**Exercise instructions:**
Write out the listing below again, precisely as it is given.

Stored records
-- -- --

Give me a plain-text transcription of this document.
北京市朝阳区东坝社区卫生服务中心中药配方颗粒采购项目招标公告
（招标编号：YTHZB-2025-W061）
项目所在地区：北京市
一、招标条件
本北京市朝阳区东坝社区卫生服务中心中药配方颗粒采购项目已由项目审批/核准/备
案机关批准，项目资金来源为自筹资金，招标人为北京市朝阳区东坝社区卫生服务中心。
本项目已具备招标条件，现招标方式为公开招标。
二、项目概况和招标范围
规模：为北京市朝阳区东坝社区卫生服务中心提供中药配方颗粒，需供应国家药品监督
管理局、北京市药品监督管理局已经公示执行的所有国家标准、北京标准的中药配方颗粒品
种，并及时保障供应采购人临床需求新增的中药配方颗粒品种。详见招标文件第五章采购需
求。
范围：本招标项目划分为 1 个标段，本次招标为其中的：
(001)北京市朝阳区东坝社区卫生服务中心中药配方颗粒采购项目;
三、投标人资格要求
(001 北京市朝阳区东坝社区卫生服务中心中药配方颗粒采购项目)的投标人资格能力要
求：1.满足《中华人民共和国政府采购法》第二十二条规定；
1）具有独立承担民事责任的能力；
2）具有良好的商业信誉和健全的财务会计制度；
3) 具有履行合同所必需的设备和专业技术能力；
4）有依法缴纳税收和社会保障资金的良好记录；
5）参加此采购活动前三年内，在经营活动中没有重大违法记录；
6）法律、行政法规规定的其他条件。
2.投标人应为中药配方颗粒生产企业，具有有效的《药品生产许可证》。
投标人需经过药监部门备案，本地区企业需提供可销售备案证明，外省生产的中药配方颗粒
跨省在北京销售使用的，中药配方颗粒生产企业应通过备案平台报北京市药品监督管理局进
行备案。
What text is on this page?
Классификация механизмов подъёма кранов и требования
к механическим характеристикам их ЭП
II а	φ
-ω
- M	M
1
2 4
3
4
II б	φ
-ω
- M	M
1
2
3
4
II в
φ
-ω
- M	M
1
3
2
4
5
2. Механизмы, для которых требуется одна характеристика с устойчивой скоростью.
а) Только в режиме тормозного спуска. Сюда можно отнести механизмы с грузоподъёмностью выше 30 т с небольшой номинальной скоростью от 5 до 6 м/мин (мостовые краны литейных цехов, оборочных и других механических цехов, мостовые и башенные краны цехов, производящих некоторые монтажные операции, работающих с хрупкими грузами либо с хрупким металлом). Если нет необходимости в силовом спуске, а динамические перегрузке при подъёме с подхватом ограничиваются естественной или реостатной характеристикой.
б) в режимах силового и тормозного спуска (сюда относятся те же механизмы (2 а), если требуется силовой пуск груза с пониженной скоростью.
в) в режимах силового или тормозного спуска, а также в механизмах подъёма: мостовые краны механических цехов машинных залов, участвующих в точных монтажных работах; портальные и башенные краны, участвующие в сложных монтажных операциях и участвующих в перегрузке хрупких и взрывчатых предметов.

-- -- --

**Answer to this exercise:**
Give me a plain-text transcription of this document.
北京市朝阳区东坝社区卫生服务中心中药配方颗粒采购项目招标公告
（招标编号：YTHZB-2025-W061）
项目所在地区：北京市
一、招标条件
本北京市朝阳区东坝社区卫生服务中心中药配方颗粒采购项目已由项目审批/核准/备
案机关批准，项目资金来源为自筹资金，招标人为北京市朝阳区东坝社区卫生服务中心。
本项目已具备招标条件，现招标方式为公开招标。
二、项目概况和招标范围
规模：为北京市朝阳区东坝社区卫生服务中心提供中药配方颗粒，需供应国家药品监督
管理局、北京市药品监督管理局已经公示执行的所有国家标准、北京标准的中药配方颗粒品
种，并及时保障供应采购人临床需求新增的中药配方颗粒品种。详见招标文件第五章采购需
求。
范围：本招标项目划分为 1 个标段，本次招标为其中的：
(001)北京市朝阳区东坝社区卫生服务中心中药配方颗粒采购项目;
三、投标人资格要求
(001 北京市朝阳区东坝社区卫生服务中心中药配方颗粒采购项目)的投标人资格能力要
求：1.满足《中华人民共和国政府采购法》第二十二条规定；
1）具有独立承担民事责任的能力；
2）具有良好的商业信誉和健全的财务会计制度；
3) 具有履行合同所必需的设备和专业技术能力；
4）有依法缴纳税收和社会保障资金的良好记录；
5）参加此采购活动前三年内，在经营活动中没有重大违法记录；
6）法律、行政法规规定的其他条件。
2.投标人应为中药配方颗粒生产企业，具有有效的《药品生产许可证》。
投标人需经过药监部门备案，本地区企业需提供可销售备案证明，外省生产的中药配方颗粒
跨省在北京销售使用的，中药配方颗粒生产企业应通过备案平台报北京市药品监督管理局进
行备案。
What text is on this page?
Классификация механизмов подъёма кранов и требования
к механическим характеристикам их ЭП
II а	φ
-ω
- M	M
1
2 4
3
4
II б	φ
-ω
- M	M
1
2
3
4
II в
φ
-ω
- M	M
1
3
2
4
5
2. Механизмы, для которых требуется одна характеристика с устойчивой скоростью.
а) Только в режиме тормозного спуска. Сюда можно отнести механизмы с грузоподъёмностью выше 30 т с небольшой номинальной скоростью от 5 до 6 м/мин (мостовые краны литейных цехов, оборочных и других механических цехов, мостовые и башенные краны цехов, производящих некоторые монтажные операции, работающих с хрупкими грузами либо с хрупким металлом). Если нет необходимости в силовом спуске, а динамические перегрузке при подъёме с подхватом ограничиваются естественной или реостатной характеристикой.
б) в режимах силового и тормозного спуска (сюда относятся те же механизмы (2 а), если требуется силовой пуск груза с пониженной скоростью.
в) в режимах силового или тормозного спуска, а также в механизмах подъёма: мостовые краны механических цехов машинных залов, участвующих в точных монтажных работах; портальные и башенные краны, участвующие в сложных монтажных операциях и участвующих в перегрузке хрупких и взрывчатых предметов.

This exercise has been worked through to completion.